*SET TASK*.
Give, as a bare number, the count of lines that contain the word "pour".
--- start ---
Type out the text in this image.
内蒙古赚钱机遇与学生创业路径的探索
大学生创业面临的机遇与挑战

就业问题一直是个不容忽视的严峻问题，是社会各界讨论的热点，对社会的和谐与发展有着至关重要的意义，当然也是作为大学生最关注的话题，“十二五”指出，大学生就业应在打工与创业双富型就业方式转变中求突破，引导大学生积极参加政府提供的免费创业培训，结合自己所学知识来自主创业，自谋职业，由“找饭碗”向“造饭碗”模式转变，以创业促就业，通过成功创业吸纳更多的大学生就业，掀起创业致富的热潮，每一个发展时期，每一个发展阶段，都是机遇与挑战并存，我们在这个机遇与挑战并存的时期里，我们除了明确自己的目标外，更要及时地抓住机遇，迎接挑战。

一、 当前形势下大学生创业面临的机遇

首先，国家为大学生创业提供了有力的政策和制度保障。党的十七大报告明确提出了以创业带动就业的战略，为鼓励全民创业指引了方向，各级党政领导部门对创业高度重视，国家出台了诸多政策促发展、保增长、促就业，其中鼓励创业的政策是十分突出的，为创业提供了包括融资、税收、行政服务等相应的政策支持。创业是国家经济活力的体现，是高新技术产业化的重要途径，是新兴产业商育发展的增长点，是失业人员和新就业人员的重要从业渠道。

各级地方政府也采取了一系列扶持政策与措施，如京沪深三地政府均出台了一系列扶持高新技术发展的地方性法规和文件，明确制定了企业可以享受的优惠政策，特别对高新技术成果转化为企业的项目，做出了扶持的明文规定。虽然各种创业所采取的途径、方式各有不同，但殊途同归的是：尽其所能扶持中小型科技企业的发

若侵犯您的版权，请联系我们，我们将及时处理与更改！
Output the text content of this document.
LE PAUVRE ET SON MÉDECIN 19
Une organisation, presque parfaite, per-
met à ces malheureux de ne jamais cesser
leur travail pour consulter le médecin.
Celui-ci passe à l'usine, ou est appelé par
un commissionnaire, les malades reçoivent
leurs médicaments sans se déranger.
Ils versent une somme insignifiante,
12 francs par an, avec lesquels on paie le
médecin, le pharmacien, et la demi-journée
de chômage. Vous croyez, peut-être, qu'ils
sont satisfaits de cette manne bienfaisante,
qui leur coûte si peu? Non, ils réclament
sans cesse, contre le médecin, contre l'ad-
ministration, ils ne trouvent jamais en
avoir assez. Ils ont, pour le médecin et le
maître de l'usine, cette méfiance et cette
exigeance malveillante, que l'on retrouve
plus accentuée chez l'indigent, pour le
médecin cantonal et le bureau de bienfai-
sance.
--- end ---
*OUTPUT FOR THIS TASK*.
3